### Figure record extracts
************
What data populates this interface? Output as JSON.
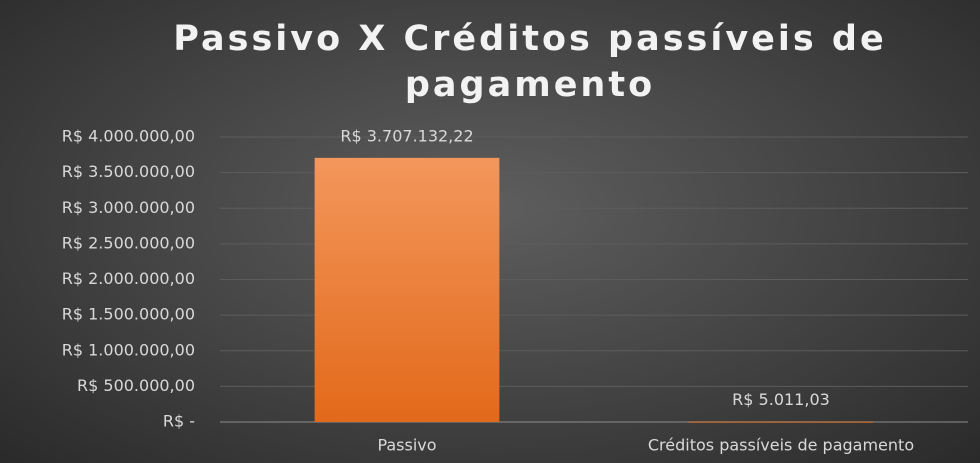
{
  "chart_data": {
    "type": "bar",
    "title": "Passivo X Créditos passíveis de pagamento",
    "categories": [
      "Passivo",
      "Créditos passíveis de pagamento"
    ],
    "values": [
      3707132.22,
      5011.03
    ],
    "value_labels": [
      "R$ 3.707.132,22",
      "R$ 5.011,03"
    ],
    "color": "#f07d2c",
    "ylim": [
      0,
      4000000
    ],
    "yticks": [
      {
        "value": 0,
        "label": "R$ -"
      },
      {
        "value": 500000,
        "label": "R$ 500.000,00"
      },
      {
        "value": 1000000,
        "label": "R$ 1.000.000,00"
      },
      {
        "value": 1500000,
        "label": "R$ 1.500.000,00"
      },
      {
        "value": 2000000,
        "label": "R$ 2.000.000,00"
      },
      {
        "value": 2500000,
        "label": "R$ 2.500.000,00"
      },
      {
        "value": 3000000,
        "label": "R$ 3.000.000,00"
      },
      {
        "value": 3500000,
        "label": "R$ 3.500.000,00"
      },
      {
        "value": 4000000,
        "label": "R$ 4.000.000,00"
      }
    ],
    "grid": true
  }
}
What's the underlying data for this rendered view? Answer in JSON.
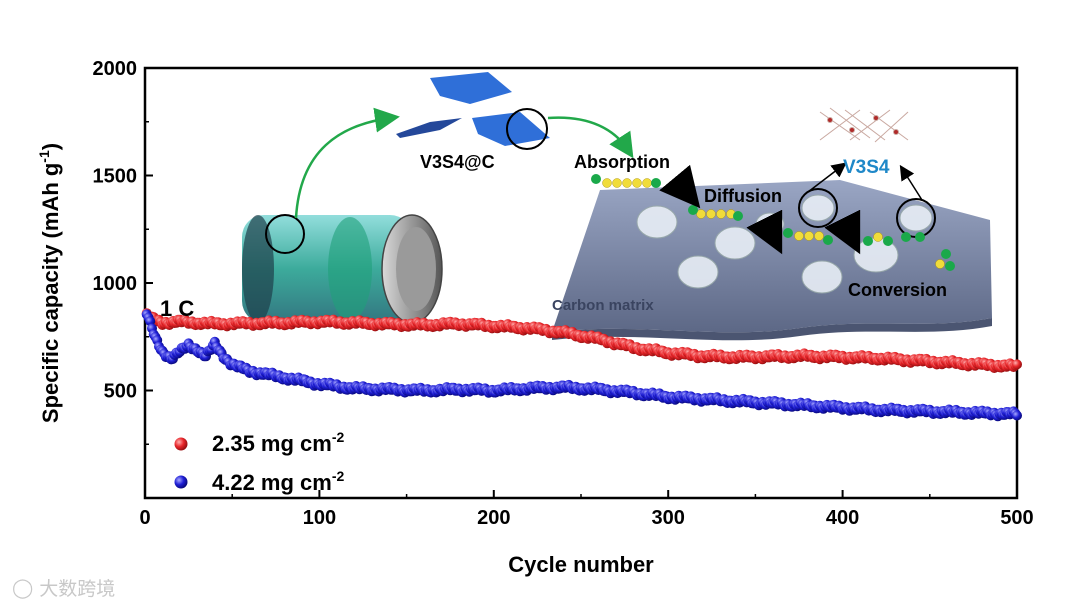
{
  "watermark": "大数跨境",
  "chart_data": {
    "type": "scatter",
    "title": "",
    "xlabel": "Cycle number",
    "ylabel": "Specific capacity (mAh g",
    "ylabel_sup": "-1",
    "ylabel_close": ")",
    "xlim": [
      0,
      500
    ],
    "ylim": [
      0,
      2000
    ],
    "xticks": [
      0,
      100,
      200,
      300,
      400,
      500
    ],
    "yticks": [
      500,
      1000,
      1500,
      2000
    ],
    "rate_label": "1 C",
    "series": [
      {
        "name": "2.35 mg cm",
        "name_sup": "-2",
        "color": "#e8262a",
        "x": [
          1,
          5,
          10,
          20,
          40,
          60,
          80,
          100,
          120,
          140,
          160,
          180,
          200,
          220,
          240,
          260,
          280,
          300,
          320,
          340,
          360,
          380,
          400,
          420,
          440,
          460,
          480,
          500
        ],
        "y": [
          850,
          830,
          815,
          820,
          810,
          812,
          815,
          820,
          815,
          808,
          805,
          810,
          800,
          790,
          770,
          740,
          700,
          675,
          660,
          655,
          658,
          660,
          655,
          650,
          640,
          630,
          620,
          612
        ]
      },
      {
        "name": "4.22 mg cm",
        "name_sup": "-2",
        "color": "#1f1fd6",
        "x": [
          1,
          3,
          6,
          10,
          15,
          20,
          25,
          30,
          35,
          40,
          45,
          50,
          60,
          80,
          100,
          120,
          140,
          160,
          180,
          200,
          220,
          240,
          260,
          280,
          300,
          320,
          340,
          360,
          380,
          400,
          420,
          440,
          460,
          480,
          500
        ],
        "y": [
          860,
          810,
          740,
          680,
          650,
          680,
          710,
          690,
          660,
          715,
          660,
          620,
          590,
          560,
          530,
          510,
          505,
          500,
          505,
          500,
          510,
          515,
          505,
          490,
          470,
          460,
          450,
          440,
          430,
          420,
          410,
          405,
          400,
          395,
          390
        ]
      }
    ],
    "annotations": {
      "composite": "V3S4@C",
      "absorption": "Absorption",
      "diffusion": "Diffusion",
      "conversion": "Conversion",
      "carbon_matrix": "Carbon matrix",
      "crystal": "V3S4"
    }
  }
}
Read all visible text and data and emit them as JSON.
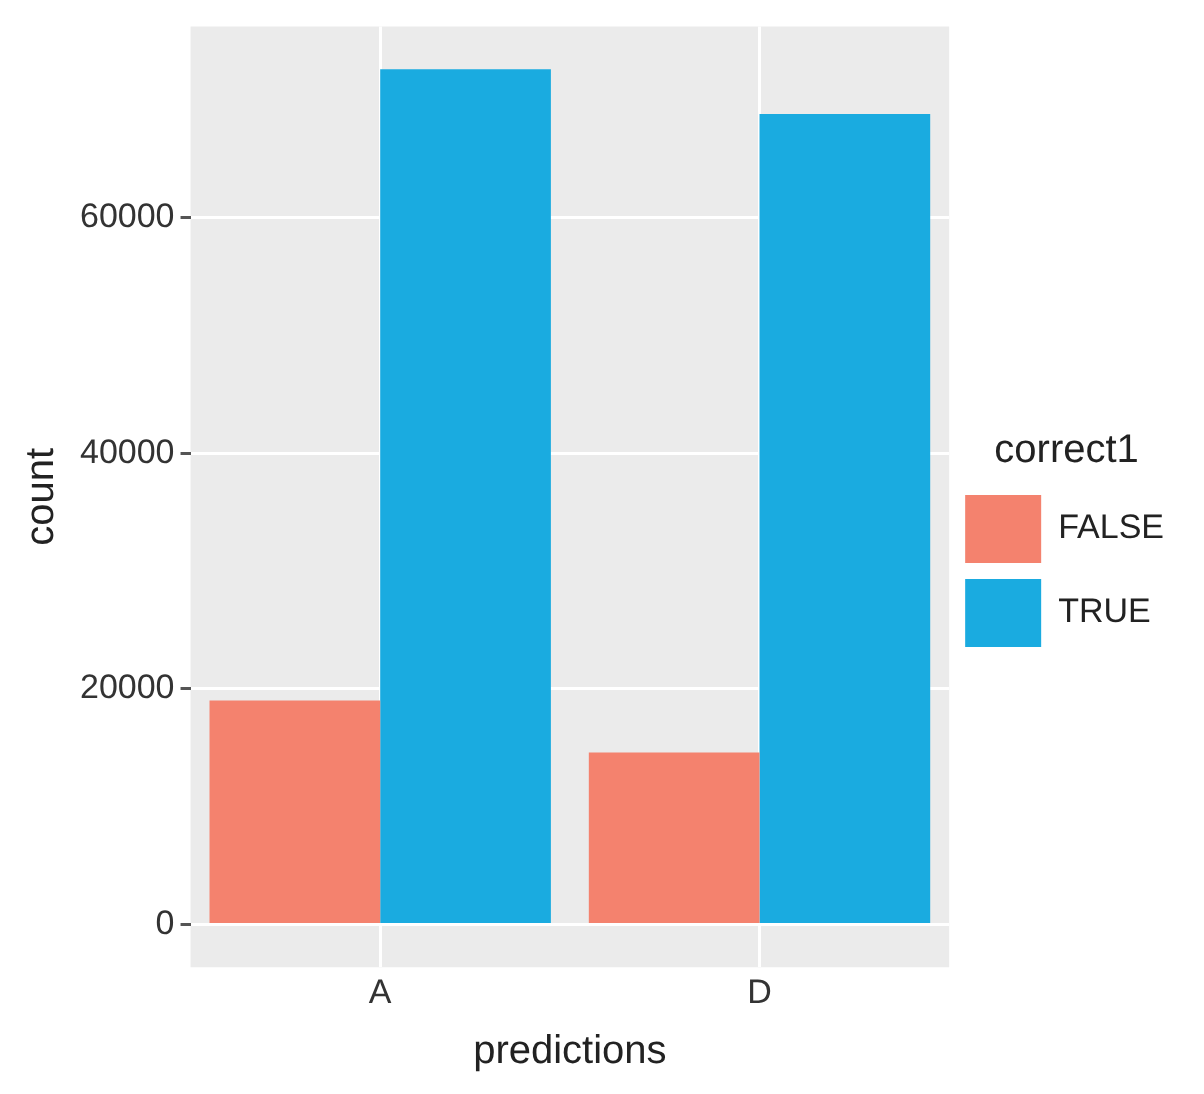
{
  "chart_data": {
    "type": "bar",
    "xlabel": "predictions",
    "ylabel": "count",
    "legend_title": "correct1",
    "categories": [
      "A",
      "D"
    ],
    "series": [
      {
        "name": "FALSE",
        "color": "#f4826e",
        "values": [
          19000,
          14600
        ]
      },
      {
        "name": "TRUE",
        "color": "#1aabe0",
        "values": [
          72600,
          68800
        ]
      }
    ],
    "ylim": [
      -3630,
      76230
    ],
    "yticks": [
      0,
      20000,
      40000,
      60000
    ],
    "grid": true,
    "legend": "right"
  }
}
************
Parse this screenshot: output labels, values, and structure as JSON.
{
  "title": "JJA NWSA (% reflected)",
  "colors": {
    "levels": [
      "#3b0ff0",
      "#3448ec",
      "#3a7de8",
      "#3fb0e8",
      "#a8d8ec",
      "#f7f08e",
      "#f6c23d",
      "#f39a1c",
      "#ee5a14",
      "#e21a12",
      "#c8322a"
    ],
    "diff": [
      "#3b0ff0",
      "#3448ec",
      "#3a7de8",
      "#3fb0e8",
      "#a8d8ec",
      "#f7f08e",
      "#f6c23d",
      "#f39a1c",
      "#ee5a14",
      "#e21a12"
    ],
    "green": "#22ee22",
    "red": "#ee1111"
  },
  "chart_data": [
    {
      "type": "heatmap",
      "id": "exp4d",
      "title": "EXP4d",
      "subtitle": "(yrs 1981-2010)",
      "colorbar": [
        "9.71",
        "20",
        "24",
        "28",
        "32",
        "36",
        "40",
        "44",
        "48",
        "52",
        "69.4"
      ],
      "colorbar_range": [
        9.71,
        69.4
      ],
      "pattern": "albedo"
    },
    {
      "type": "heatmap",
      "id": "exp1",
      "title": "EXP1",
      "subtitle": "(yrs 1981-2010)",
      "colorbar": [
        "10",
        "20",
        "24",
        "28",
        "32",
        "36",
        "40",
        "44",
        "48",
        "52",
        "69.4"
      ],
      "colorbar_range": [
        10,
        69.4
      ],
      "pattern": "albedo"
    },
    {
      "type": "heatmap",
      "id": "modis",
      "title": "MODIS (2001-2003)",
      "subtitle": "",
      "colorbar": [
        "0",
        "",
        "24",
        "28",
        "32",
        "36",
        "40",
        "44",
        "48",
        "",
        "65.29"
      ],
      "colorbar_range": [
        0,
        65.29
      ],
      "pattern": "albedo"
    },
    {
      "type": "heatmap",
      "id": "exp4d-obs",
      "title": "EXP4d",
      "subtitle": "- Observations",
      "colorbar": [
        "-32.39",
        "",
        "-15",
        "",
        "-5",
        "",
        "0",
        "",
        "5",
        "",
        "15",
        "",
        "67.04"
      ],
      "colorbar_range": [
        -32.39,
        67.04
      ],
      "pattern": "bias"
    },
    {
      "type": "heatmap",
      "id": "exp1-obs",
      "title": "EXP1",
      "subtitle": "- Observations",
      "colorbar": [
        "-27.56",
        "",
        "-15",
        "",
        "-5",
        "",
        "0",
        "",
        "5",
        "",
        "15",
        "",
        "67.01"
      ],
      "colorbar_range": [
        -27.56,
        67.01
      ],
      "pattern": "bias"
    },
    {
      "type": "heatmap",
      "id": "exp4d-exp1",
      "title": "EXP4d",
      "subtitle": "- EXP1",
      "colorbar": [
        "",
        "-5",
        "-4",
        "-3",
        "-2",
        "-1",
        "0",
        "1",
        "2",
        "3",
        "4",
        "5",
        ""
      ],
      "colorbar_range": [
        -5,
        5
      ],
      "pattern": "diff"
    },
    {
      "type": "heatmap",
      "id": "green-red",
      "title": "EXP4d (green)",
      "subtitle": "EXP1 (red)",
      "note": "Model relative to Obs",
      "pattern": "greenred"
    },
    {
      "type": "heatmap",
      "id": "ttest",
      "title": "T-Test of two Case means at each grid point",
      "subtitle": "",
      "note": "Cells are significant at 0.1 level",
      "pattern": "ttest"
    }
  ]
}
************
### Task
In the records above, tally the lines where the word "What" appears, and give the number and nothing else.

### Response for this exercise
2